(Stored data)
————

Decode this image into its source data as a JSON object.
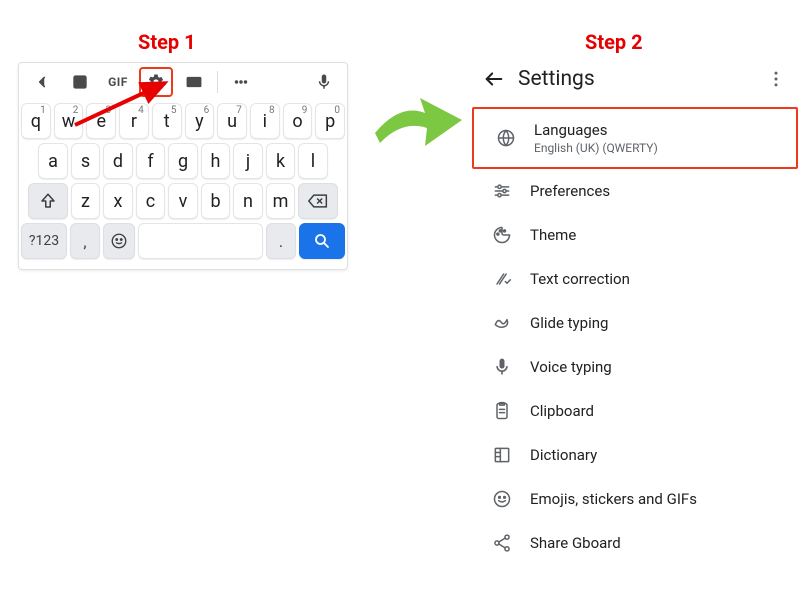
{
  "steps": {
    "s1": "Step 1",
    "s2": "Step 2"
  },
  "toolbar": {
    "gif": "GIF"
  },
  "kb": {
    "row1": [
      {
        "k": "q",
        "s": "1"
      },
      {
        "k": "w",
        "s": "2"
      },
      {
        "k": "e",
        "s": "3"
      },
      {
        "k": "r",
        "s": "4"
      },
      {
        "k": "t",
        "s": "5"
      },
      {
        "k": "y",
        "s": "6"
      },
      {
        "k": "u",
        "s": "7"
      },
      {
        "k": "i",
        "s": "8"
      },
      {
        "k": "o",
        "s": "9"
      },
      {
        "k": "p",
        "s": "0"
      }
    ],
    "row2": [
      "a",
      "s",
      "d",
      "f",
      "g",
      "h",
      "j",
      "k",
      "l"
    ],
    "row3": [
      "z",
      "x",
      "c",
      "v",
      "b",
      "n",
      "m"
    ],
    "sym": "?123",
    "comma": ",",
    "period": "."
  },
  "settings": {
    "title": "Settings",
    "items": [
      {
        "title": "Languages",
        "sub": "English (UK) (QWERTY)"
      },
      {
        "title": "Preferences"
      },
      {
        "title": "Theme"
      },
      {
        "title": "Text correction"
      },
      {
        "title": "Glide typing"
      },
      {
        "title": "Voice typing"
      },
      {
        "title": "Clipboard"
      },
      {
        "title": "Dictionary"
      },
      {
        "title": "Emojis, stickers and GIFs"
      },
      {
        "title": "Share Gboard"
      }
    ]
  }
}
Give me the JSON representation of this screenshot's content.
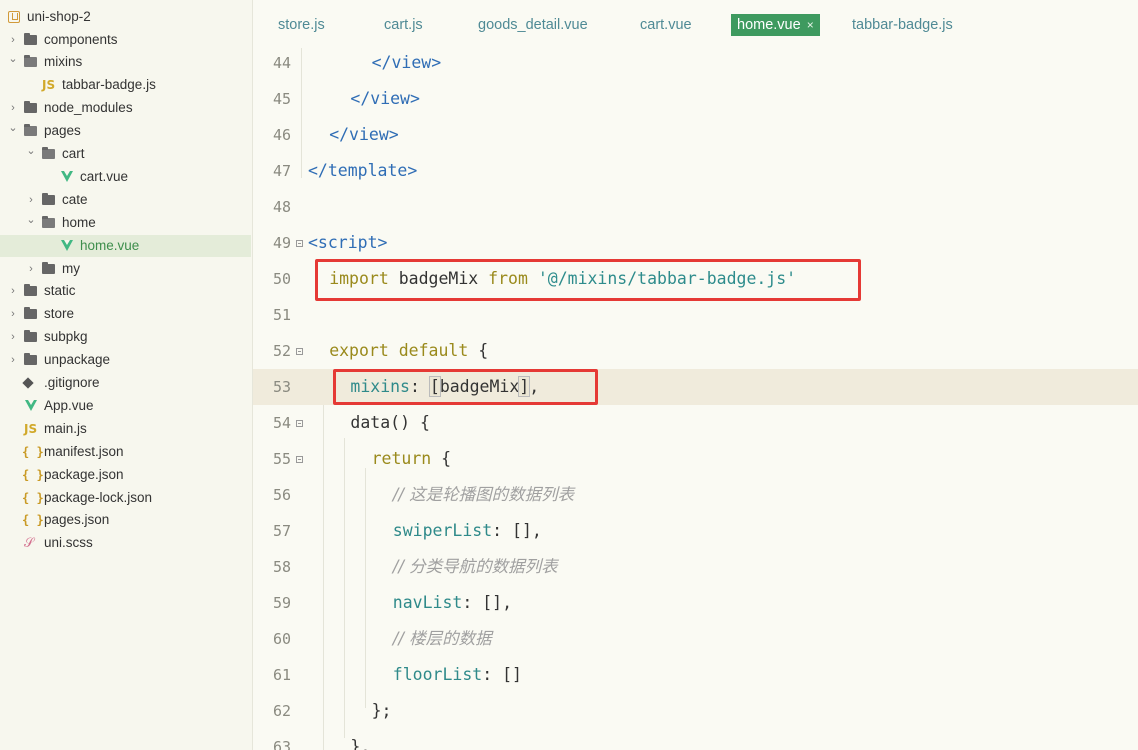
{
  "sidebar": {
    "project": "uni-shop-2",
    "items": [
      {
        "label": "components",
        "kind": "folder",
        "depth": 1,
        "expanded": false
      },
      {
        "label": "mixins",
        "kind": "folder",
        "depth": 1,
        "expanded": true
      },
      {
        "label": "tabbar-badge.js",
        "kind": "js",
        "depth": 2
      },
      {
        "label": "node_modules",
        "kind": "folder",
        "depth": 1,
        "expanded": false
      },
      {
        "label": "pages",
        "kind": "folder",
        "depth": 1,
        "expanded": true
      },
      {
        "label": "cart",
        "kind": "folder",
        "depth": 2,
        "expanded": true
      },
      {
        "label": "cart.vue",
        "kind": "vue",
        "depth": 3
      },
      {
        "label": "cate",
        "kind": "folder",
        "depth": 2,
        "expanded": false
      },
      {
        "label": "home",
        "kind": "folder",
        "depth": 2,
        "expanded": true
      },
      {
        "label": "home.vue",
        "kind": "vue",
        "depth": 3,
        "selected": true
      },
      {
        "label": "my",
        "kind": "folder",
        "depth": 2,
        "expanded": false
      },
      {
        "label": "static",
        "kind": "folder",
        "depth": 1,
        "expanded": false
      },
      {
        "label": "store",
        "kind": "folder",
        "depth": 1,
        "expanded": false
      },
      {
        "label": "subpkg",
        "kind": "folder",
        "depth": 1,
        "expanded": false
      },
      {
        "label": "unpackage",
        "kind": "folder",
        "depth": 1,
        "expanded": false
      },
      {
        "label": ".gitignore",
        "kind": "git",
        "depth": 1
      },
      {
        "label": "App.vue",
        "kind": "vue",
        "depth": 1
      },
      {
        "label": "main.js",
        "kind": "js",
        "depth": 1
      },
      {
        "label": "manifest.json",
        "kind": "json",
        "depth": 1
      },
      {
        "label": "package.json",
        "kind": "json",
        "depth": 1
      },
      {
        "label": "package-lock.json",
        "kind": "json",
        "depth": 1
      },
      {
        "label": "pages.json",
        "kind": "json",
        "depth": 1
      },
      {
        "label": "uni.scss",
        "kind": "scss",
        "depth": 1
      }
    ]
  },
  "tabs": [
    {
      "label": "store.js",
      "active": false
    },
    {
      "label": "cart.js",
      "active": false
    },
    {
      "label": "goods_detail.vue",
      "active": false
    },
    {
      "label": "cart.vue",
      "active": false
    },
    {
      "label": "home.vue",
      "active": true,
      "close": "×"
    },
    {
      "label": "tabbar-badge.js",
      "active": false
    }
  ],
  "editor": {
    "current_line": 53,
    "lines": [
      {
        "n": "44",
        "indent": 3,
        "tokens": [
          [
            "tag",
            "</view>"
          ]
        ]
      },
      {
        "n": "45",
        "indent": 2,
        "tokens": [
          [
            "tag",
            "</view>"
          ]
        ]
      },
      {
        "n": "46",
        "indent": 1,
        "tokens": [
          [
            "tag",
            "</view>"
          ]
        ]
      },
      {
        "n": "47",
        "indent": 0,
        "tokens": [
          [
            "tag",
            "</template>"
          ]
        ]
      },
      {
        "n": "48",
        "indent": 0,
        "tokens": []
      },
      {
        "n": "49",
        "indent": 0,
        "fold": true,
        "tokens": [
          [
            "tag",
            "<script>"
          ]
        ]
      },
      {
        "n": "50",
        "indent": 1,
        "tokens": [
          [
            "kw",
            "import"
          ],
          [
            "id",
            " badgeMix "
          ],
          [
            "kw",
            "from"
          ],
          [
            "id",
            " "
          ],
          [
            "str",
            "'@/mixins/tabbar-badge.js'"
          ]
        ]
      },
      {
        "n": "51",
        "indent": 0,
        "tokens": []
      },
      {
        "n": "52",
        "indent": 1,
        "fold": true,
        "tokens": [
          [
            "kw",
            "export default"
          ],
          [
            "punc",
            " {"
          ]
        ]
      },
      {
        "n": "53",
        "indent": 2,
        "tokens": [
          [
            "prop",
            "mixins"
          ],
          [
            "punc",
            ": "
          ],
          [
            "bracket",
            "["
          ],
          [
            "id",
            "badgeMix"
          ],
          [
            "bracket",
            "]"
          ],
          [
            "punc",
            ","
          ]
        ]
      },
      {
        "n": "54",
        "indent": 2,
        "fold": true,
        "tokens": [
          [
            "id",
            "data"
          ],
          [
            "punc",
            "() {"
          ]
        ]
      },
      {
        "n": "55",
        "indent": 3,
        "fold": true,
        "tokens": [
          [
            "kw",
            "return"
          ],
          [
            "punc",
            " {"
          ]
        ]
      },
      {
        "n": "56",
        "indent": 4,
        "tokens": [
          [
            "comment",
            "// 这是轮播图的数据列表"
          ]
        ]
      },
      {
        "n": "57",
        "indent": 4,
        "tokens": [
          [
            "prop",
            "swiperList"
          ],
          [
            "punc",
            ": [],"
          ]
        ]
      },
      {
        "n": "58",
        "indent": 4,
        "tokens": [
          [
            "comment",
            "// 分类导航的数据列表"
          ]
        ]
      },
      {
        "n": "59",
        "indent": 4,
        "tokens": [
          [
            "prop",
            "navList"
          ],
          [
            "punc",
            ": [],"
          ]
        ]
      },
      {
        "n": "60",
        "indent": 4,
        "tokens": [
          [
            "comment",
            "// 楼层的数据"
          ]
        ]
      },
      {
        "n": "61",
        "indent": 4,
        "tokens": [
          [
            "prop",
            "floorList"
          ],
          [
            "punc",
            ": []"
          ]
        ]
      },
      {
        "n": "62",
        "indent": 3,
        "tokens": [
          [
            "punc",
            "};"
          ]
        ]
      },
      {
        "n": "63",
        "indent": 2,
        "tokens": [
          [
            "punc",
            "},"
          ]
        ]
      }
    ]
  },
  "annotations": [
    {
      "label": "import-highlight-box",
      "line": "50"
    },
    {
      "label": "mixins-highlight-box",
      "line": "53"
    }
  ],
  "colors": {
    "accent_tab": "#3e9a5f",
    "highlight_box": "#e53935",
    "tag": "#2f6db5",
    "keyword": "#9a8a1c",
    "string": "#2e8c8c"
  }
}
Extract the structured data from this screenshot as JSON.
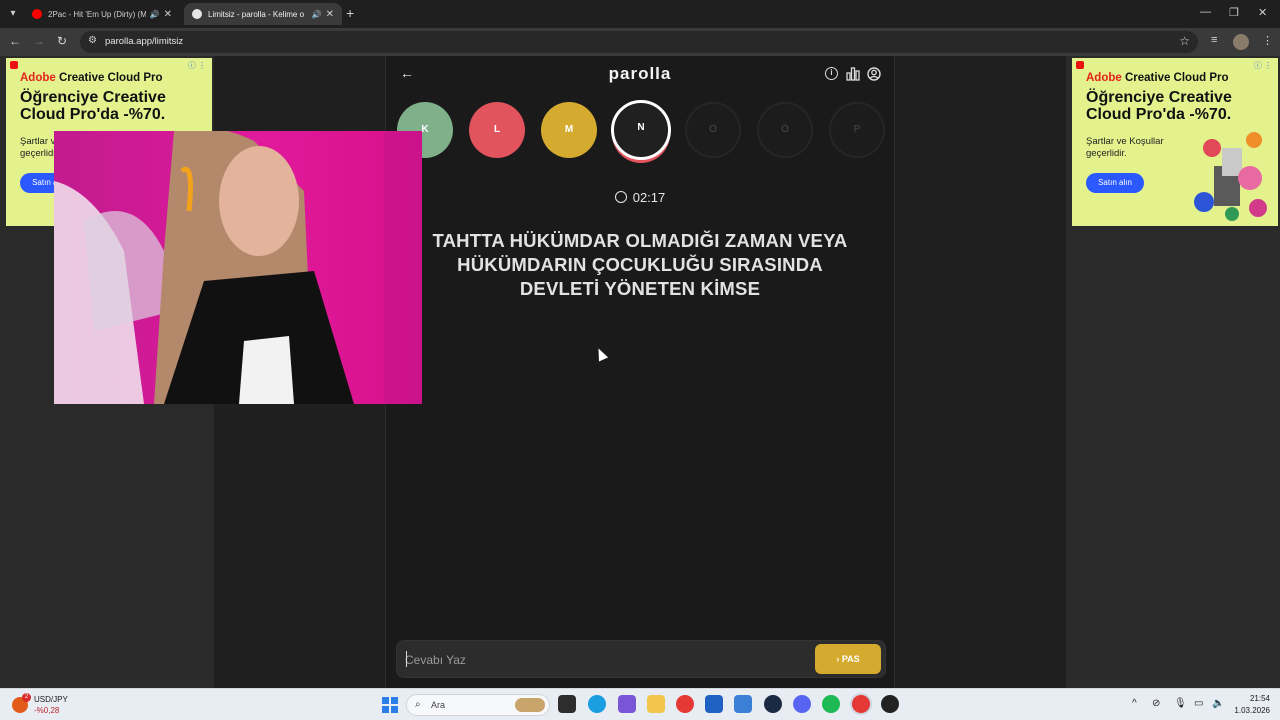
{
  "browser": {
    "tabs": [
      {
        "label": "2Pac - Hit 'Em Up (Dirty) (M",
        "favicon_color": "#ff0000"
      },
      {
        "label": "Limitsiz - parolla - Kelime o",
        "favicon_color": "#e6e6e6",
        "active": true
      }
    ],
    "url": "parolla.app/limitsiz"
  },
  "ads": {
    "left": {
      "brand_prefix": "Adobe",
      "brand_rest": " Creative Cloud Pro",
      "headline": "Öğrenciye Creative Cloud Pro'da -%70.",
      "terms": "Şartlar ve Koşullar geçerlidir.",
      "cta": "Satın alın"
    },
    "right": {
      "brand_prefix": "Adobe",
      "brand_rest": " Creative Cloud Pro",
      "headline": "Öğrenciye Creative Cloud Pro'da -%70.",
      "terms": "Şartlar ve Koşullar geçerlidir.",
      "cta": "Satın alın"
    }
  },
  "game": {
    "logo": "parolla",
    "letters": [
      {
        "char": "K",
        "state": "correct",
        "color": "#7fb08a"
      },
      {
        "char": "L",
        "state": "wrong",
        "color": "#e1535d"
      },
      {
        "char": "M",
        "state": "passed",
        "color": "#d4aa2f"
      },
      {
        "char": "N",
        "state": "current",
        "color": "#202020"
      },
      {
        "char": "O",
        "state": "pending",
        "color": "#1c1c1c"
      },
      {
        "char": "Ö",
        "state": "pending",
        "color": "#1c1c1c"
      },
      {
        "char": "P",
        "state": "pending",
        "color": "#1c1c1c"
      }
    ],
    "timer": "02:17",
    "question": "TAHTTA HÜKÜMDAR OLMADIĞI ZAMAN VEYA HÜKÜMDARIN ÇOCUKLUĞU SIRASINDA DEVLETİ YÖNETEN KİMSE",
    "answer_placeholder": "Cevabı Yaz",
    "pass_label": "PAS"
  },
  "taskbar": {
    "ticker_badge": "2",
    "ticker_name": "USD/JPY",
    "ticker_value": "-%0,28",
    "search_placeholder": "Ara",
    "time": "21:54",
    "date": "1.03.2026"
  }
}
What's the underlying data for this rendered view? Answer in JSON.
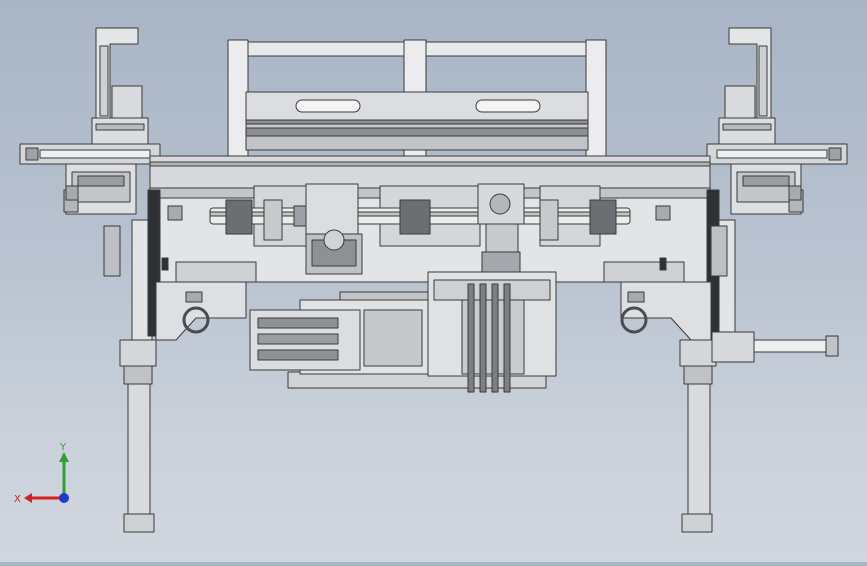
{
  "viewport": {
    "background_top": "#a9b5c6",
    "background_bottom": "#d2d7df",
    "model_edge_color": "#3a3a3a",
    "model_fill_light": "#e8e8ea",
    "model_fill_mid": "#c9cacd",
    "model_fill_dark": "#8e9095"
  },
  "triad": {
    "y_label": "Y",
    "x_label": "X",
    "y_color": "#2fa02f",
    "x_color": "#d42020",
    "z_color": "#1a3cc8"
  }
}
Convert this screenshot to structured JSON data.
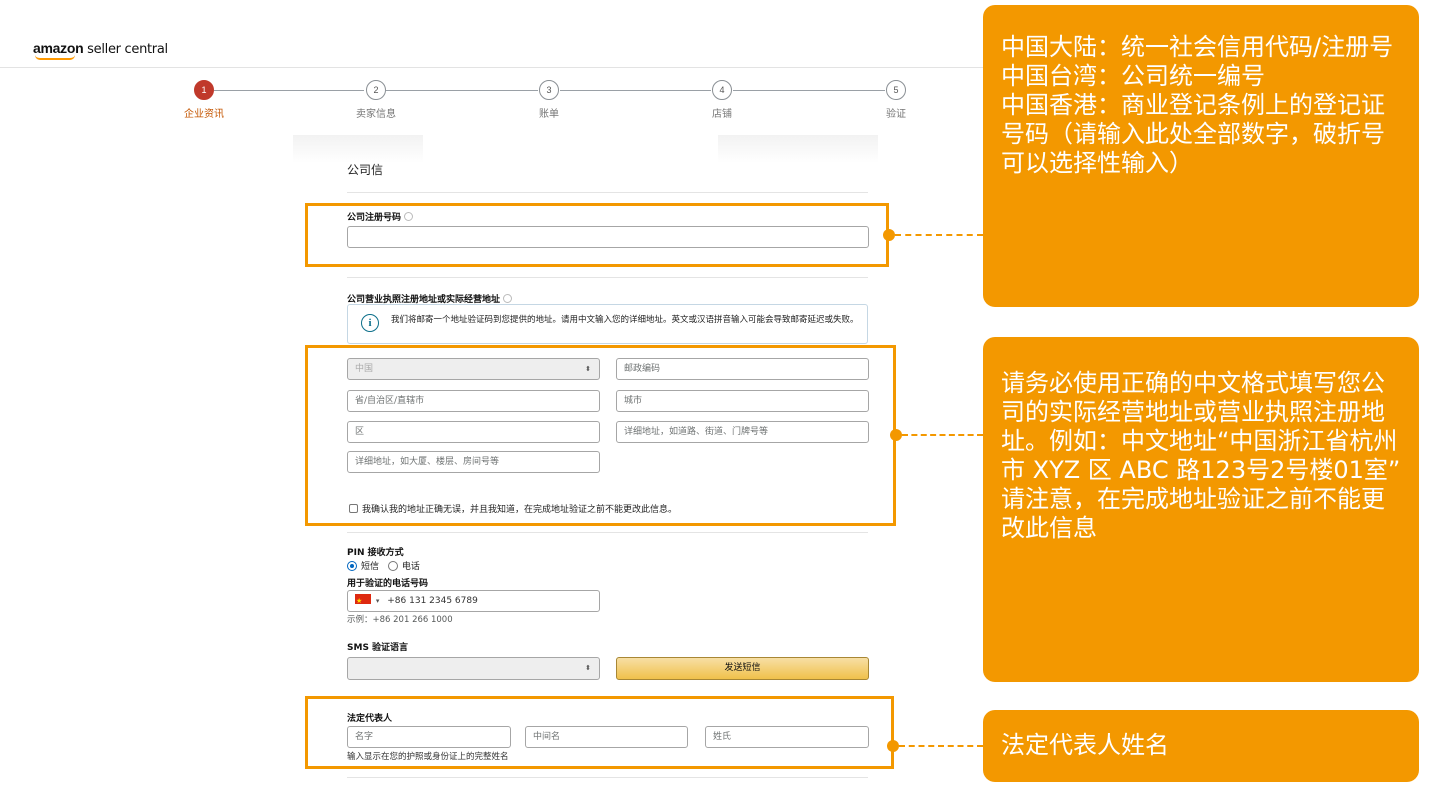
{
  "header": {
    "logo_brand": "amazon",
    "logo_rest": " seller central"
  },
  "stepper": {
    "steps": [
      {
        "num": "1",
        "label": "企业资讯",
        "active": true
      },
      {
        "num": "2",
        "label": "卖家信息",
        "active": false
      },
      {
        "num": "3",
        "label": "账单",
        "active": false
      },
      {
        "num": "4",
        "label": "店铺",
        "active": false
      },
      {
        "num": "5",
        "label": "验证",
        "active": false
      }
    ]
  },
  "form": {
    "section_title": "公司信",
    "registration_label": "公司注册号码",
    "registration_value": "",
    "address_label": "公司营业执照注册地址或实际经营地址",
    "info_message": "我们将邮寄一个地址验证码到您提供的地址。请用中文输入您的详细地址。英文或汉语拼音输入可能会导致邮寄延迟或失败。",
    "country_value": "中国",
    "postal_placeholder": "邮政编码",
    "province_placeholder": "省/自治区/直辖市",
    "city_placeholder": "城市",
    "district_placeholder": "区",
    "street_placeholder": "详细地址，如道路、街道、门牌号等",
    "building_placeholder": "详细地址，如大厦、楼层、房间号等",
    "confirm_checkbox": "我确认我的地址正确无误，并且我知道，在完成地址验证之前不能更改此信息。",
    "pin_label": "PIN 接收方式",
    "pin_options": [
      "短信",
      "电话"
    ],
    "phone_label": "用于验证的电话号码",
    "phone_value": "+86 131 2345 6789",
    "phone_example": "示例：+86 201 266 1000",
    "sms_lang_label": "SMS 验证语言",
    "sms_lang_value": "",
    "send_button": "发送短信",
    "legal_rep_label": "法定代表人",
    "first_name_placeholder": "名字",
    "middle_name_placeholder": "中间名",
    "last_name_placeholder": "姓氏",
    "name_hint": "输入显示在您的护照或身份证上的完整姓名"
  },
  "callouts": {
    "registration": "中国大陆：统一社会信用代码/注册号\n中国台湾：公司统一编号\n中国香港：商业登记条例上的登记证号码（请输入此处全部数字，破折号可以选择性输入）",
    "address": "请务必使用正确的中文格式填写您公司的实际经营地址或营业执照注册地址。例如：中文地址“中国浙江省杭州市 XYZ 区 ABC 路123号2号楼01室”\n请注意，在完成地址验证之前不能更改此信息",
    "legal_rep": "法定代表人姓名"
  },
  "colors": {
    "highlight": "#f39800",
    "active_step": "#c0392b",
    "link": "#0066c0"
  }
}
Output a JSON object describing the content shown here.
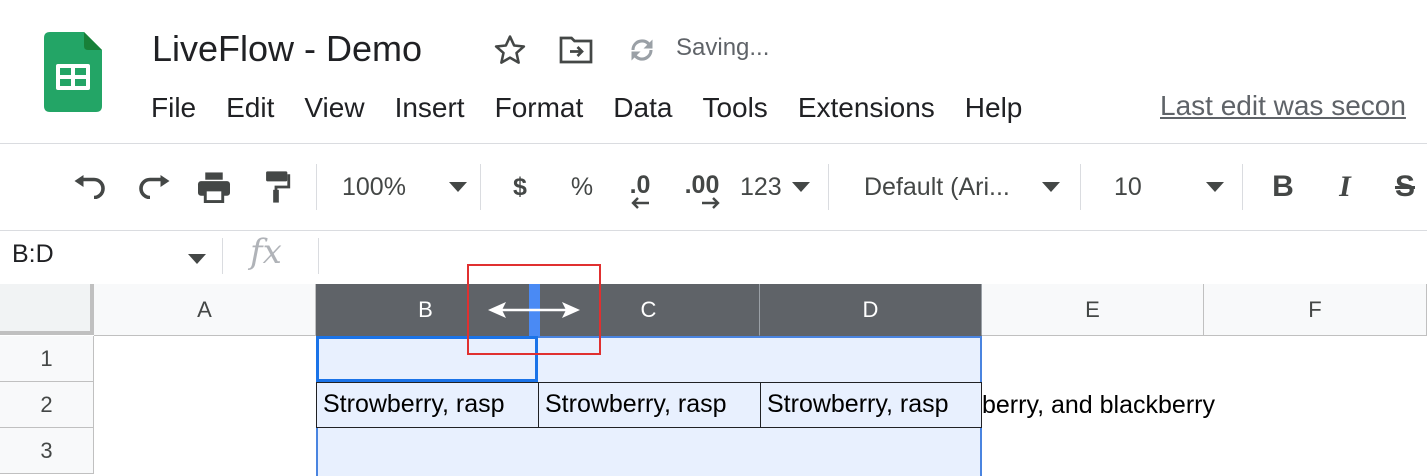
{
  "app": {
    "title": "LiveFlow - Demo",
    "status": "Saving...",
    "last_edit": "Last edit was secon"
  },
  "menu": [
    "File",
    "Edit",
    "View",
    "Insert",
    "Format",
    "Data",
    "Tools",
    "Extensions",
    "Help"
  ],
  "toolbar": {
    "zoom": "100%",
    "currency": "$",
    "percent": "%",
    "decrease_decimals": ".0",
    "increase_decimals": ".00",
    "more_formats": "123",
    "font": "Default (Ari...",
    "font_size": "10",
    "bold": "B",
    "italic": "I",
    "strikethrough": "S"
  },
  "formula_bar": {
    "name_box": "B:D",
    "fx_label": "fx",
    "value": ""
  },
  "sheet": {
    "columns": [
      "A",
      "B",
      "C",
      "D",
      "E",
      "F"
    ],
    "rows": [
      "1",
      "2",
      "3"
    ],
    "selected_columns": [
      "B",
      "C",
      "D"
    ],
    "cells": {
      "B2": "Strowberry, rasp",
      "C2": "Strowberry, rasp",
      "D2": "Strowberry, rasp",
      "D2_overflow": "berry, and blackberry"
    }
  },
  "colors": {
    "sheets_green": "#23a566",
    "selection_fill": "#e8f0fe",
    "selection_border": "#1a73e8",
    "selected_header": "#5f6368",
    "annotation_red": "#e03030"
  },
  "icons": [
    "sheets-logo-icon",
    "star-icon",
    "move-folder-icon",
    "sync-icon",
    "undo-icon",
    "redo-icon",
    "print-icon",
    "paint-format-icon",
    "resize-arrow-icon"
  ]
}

————

» **THE TASK**
Count the lines in the material above where the string "parolla" appears, then state only that count.

» **RESULT OF THE TASK**
3